Collection entries
──────────
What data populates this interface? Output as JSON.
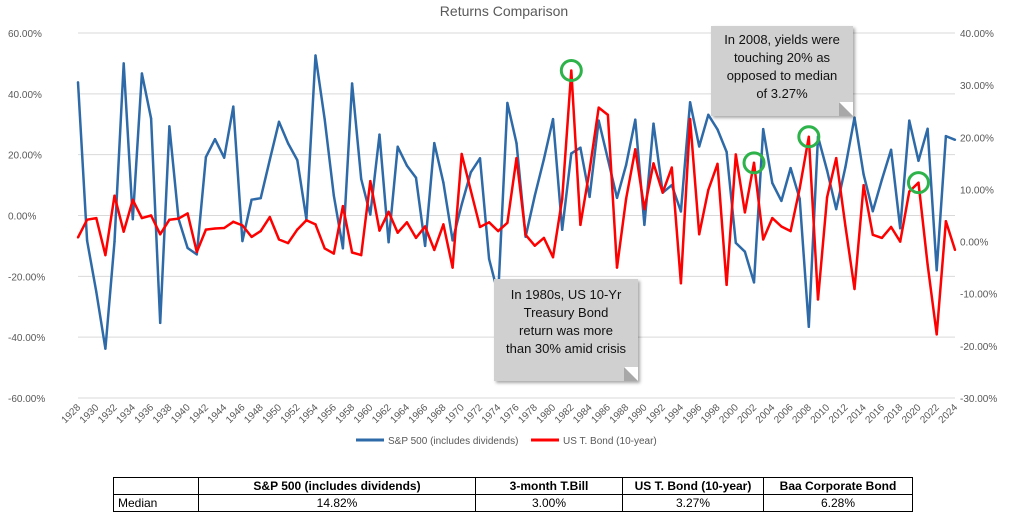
{
  "chart_data": {
    "type": "line",
    "title": "Returns Comparison",
    "x": [
      1928,
      1929,
      1930,
      1931,
      1932,
      1933,
      1934,
      1935,
      1936,
      1937,
      1938,
      1939,
      1940,
      1941,
      1942,
      1943,
      1944,
      1945,
      1946,
      1947,
      1948,
      1949,
      1950,
      1951,
      1952,
      1953,
      1954,
      1955,
      1956,
      1957,
      1958,
      1959,
      1960,
      1961,
      1962,
      1963,
      1964,
      1965,
      1966,
      1967,
      1968,
      1969,
      1970,
      1971,
      1972,
      1973,
      1974,
      1975,
      1976,
      1977,
      1978,
      1979,
      1980,
      1981,
      1982,
      1983,
      1984,
      1985,
      1986,
      1987,
      1988,
      1989,
      1990,
      1991,
      1992,
      1993,
      1994,
      1995,
      1996,
      1997,
      1998,
      1999,
      2000,
      2001,
      2002,
      2003,
      2004,
      2005,
      2006,
      2007,
      2008,
      2009,
      2010,
      2011,
      2012,
      2013,
      2014,
      2015,
      2016,
      2017,
      2018,
      2019,
      2020,
      2021,
      2022,
      2023,
      2024
    ],
    "x_tick_labels": [
      "1928",
      "1930",
      "1932",
      "1934",
      "1936",
      "1938",
      "1940",
      "1942",
      "1944",
      "1946",
      "1948",
      "1950",
      "1952",
      "1954",
      "1956",
      "1958",
      "1960",
      "1962",
      "1964",
      "1966",
      "1968",
      "1970",
      "1972",
      "1974",
      "1976",
      "1978",
      "1980",
      "1982",
      "1984",
      "1986",
      "1988",
      "1990",
      "1992",
      "1994",
      "1996",
      "1998",
      "2000",
      "2002",
      "2004",
      "2006",
      "2008",
      "2010",
      "2012",
      "2014",
      "2016",
      "2018",
      "2020",
      "2022",
      "2024"
    ],
    "y_left_ticks": [
      "60.00%",
      "40.00%",
      "20.00%",
      "0.00%",
      "-20.00%",
      "-40.00%",
      "-60.00%"
    ],
    "y_right_ticks": [
      "40.00%",
      "30.00%",
      "20.00%",
      "10.00%",
      "0.00%",
      "-10.00%",
      "-20.00%",
      "-30.00%"
    ],
    "ylim_left": [
      -60,
      60
    ],
    "ylim_right": [
      -30,
      40
    ],
    "series": [
      {
        "name": "S&P 500 (includes dividends)",
        "axis": "left",
        "color": "#2e6aa8",
        "values": [
          43.8,
          -8.3,
          -25.1,
          -43.8,
          -8.6,
          50.0,
          -1.2,
          46.7,
          31.9,
          -35.3,
          29.3,
          -1.1,
          -10.7,
          -12.8,
          19.2,
          25.1,
          19.0,
          35.8,
          -8.4,
          5.2,
          5.7,
          18.3,
          30.8,
          23.7,
          18.2,
          -1.2,
          52.6,
          31.6,
          6.6,
          -10.8,
          43.4,
          12.0,
          0.3,
          26.6,
          -8.8,
          22.6,
          16.4,
          12.4,
          -10.0,
          23.8,
          10.8,
          -8.2,
          3.6,
          14.2,
          18.8,
          -14.3,
          -25.9,
          37.0,
          23.8,
          -7.0,
          6.5,
          18.5,
          31.7,
          -4.7,
          20.4,
          22.3,
          6.1,
          31.2,
          18.5,
          5.8,
          16.6,
          31.5,
          -3.1,
          30.2,
          7.5,
          10.0,
          1.3,
          37.2,
          22.7,
          33.1,
          28.3,
          20.9,
          -9.0,
          -11.9,
          -22.0,
          28.4,
          10.7,
          4.8,
          15.6,
          5.5,
          -36.6,
          25.9,
          14.8,
          2.1,
          15.9,
          32.2,
          13.5,
          1.4,
          11.8,
          21.6,
          -4.2,
          31.2,
          18.0,
          28.5,
          -18.0,
          26.1,
          24.9
        ]
      },
      {
        "name": "US T. Bond (10-year)",
        "axis": "right",
        "color": "#ff0000",
        "values": [
          0.8,
          4.2,
          4.5,
          -2.6,
          8.8,
          1.9,
          8.0,
          4.5,
          5.0,
          1.4,
          4.2,
          4.4,
          5.4,
          -2.0,
          2.3,
          2.5,
          2.6,
          3.8,
          3.1,
          0.9,
          2.0,
          4.7,
          0.4,
          -0.3,
          2.3,
          4.1,
          3.3,
          -1.3,
          -2.3,
          6.8,
          -2.1,
          -2.6,
          11.6,
          2.1,
          5.7,
          1.7,
          3.7,
          0.7,
          2.9,
          -1.6,
          3.3,
          -5.0,
          16.8,
          9.8,
          2.8,
          3.7,
          2.0,
          3.6,
          16.0,
          1.3,
          -0.8,
          0.7,
          -3.0,
          8.2,
          32.8,
          3.2,
          13.7,
          25.7,
          24.3,
          -5.0,
          8.2,
          17.7,
          6.2,
          15.0,
          9.4,
          14.2,
          -8.0,
          23.5,
          1.4,
          9.9,
          14.9,
          -8.3,
          16.7,
          5.6,
          15.1,
          0.4,
          4.5,
          2.9,
          2.0,
          10.2,
          20.1,
          -11.1,
          8.5,
          16.0,
          3.0,
          -9.1,
          10.8,
          1.3,
          0.7,
          2.8,
          0.0,
          9.6,
          11.3,
          -4.4,
          -17.8,
          3.9,
          -1.6
        ]
      }
    ],
    "annotations": [
      "In 2008, yields were touching 20% as opposed to median of 3.27%",
      "In 1980s, US 10-Yr Treasury Bond return was more than 30% amid crisis"
    ],
    "highlighted_points": [
      1982,
      2002,
      2008,
      2020
    ]
  },
  "callouts": {
    "top_lines": [
      "In 2008, yields were",
      "touching 20% as",
      "opposed to median",
      "of 3.27%"
    ],
    "bottom_lines": [
      "In 1980s, US 10-Yr",
      "Treasury Bond",
      "return was more",
      "than 30% amid crisis"
    ]
  },
  "median_table": {
    "headers": [
      "",
      "S&P 500 (includes dividends)",
      "3-month T.Bill",
      "US T. Bond (10-year)",
      "Baa Corporate Bond"
    ],
    "row_label": "Median",
    "values": [
      "14.82%",
      "3.00%",
      "3.27%",
      "6.28%"
    ]
  }
}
──────────
**TASK REQUIREMENTS**
Locate each line containing the string "includes" and show it.

**TASK SOLUTION**
        "name": "S&P 500 (includes dividends)",
      "S&P 500 (includes dividends)",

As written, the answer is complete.